Search the listing below for the word "statistics" and copy each line that holds it.
##### Data lines
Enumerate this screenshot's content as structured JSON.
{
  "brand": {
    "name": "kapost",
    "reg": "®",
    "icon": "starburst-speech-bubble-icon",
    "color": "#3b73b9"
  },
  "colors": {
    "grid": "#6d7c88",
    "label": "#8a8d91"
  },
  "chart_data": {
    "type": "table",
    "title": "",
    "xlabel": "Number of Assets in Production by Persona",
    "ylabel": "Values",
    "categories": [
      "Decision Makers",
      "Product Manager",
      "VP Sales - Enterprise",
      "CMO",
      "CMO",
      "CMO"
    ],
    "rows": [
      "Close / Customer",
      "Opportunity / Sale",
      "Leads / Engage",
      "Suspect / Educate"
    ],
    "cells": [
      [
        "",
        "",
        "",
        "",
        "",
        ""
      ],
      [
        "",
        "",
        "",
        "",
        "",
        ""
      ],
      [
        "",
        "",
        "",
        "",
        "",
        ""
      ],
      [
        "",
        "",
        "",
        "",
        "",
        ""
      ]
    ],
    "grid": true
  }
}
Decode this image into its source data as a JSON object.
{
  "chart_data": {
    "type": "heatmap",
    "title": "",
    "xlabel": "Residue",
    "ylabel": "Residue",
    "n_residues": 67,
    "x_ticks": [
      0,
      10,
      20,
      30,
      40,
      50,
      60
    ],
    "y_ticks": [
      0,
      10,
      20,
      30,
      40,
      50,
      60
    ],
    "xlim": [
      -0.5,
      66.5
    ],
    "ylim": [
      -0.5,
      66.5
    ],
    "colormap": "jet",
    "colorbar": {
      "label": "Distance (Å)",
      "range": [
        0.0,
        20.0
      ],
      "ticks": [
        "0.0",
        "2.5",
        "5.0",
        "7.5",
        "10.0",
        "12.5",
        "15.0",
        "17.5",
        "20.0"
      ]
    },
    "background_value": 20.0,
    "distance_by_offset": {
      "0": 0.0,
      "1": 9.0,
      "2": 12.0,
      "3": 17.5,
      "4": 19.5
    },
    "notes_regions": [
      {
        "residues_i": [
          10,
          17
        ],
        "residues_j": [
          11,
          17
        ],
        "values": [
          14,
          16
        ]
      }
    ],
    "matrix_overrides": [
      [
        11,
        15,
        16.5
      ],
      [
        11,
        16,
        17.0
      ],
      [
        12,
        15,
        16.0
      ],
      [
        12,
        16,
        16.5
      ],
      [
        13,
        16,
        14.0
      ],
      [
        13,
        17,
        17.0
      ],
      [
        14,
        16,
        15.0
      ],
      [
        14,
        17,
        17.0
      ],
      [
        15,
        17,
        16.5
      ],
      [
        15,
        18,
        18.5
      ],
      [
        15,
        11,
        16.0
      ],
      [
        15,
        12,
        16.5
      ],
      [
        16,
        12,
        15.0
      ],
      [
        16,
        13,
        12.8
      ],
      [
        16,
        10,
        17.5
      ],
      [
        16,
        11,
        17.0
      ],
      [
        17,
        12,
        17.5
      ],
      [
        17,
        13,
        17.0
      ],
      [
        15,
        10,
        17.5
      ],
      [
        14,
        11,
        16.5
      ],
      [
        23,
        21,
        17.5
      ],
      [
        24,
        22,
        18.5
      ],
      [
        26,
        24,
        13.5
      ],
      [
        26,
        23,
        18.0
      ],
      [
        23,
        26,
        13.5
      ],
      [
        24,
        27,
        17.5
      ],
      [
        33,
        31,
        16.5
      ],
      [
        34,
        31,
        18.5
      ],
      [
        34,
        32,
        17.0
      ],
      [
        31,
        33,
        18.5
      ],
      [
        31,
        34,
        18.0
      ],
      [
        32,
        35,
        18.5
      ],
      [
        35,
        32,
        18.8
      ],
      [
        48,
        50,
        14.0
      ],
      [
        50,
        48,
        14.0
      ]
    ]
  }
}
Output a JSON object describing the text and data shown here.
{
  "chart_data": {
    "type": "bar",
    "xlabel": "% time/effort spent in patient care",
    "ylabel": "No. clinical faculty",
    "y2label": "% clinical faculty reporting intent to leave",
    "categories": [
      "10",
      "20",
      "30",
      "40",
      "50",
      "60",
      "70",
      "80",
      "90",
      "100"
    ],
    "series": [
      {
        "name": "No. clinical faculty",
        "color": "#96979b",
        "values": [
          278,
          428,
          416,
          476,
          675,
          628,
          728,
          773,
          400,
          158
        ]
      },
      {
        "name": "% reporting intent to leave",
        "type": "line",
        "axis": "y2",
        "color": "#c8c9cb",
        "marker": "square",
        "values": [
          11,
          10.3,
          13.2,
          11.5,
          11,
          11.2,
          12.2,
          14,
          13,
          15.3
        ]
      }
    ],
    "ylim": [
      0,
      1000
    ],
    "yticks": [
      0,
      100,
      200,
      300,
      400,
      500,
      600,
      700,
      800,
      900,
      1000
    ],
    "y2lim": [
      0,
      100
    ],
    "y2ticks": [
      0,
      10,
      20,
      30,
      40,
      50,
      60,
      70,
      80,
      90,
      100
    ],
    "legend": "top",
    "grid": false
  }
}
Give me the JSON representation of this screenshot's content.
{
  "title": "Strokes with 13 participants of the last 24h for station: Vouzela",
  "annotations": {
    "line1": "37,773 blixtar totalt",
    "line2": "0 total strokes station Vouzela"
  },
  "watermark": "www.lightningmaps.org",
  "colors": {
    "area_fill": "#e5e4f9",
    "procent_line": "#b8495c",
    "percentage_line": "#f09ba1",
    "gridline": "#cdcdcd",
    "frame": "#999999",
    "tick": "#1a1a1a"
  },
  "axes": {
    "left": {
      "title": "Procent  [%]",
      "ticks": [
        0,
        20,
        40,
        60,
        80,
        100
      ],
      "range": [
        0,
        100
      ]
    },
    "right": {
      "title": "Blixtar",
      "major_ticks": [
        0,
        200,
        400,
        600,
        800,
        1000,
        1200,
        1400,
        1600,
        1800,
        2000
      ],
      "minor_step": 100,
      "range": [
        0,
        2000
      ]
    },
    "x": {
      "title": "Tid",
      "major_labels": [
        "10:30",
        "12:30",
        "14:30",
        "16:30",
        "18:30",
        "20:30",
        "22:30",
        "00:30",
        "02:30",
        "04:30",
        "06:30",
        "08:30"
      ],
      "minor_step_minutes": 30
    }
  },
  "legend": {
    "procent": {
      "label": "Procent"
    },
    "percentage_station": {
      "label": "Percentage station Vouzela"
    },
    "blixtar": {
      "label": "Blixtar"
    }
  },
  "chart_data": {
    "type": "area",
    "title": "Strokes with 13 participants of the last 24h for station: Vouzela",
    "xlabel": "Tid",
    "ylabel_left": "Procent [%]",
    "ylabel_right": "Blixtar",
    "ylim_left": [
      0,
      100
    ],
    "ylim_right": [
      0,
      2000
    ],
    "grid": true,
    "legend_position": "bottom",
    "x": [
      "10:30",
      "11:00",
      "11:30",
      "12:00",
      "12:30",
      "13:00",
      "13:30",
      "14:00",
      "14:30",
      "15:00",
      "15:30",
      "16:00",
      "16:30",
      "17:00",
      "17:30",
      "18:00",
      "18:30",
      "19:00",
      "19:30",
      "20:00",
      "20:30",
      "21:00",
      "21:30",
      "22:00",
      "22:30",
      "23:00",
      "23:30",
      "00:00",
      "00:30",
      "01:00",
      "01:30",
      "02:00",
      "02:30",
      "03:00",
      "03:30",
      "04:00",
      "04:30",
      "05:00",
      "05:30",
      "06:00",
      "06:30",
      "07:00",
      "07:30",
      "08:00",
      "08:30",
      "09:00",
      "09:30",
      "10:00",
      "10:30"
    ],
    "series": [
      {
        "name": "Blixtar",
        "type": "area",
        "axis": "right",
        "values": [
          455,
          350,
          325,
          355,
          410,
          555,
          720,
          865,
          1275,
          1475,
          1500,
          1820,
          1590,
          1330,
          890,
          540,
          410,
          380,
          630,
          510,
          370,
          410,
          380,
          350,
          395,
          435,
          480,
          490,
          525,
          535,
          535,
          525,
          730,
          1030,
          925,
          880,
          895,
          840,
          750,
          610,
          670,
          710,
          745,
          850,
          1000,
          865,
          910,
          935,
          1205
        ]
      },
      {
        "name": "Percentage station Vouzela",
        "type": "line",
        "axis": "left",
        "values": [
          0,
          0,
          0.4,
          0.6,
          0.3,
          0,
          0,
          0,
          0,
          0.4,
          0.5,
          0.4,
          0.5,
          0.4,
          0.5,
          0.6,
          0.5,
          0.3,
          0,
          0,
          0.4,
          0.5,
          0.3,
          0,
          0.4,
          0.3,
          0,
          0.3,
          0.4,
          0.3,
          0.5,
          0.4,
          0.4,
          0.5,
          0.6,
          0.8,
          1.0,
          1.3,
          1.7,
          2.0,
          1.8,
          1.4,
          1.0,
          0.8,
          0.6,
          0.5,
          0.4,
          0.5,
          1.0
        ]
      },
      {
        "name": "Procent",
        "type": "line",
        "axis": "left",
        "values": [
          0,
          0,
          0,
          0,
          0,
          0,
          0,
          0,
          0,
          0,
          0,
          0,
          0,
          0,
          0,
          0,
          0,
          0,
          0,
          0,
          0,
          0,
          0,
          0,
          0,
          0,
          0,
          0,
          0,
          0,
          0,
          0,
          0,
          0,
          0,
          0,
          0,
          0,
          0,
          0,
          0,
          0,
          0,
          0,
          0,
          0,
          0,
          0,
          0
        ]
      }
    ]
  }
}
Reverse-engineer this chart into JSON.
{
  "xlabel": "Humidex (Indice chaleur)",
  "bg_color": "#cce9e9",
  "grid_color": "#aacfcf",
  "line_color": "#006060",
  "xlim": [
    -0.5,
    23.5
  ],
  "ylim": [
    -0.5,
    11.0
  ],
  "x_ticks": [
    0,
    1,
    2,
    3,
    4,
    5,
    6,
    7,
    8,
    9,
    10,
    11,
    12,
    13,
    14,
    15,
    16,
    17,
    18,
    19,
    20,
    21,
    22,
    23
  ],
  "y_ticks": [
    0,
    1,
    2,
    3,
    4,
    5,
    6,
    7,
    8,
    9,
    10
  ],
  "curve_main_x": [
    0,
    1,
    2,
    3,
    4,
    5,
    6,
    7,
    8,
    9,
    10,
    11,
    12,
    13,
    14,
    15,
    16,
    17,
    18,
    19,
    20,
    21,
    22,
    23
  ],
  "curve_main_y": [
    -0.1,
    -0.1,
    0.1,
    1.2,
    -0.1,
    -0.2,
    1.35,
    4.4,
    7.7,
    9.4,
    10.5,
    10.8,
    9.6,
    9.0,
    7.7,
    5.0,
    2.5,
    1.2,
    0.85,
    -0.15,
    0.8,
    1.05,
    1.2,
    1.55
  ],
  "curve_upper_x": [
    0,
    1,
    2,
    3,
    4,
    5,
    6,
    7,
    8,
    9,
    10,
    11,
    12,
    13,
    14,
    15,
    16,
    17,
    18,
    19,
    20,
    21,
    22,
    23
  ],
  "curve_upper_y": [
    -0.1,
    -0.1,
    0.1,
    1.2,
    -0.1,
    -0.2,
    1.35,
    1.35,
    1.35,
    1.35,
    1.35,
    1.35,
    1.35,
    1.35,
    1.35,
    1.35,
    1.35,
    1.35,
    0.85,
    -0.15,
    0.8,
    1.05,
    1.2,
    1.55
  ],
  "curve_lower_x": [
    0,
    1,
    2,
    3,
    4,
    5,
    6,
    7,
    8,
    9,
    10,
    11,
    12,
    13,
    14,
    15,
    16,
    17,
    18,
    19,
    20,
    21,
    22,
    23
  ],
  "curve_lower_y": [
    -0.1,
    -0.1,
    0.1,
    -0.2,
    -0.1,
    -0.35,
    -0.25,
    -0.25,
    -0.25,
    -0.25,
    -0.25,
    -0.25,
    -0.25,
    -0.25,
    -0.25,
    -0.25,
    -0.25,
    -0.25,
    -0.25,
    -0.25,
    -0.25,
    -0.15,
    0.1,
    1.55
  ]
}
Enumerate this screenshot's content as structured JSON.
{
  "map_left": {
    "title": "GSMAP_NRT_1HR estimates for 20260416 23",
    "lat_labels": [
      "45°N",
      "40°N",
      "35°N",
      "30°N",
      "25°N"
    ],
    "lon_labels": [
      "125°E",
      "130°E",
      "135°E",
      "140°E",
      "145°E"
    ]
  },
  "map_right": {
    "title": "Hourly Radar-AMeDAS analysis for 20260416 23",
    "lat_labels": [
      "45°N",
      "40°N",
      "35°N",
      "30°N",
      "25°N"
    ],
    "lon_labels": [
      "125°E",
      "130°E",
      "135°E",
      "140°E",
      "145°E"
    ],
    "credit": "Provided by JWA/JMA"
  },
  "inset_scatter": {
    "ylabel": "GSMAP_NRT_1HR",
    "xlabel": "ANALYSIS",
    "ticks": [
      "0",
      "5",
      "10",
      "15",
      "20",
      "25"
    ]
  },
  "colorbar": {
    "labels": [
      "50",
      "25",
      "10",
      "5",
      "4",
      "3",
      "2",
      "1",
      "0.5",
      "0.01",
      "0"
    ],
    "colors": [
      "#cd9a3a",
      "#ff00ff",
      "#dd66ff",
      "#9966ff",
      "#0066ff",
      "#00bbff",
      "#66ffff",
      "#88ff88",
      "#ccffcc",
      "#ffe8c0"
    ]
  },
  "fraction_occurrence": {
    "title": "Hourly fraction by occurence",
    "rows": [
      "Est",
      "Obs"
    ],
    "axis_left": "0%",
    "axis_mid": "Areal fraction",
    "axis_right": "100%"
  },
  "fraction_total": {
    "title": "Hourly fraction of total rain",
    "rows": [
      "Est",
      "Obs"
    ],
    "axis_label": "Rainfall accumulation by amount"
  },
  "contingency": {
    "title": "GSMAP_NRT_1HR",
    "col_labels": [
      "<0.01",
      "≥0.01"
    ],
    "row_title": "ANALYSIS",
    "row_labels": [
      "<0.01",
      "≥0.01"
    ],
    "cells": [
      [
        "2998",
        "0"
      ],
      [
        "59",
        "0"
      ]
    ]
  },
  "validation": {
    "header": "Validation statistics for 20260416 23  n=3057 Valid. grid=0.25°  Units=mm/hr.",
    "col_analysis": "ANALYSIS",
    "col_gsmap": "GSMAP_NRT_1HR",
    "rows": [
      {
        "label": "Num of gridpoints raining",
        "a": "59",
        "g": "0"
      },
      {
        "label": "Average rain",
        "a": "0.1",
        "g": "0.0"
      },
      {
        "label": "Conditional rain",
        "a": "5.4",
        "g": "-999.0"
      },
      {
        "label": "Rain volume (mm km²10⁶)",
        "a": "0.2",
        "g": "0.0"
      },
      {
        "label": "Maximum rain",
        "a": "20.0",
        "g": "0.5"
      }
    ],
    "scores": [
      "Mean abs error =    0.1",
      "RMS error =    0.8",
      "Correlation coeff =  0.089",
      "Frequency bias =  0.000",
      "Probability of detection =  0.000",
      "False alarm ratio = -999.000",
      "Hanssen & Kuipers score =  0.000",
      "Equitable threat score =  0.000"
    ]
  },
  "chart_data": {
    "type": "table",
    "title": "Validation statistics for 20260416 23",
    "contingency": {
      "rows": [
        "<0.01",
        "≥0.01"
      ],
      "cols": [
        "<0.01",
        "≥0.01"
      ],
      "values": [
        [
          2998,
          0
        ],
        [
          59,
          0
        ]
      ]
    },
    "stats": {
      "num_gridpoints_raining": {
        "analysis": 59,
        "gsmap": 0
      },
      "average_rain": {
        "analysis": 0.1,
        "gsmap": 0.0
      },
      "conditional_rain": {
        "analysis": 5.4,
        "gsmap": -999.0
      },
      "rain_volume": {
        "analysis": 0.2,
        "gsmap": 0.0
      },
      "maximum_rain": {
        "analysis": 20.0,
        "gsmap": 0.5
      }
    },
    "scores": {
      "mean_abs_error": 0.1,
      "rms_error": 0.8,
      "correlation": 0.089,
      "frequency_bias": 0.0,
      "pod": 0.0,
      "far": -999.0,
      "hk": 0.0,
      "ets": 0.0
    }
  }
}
##########
* Output below:
    "header": "Validation statistics for 20260416 23  n=3057 Valid. grid=0.25°  Units=mm/hr.",
    "title": "Validation statistics for 20260416 23",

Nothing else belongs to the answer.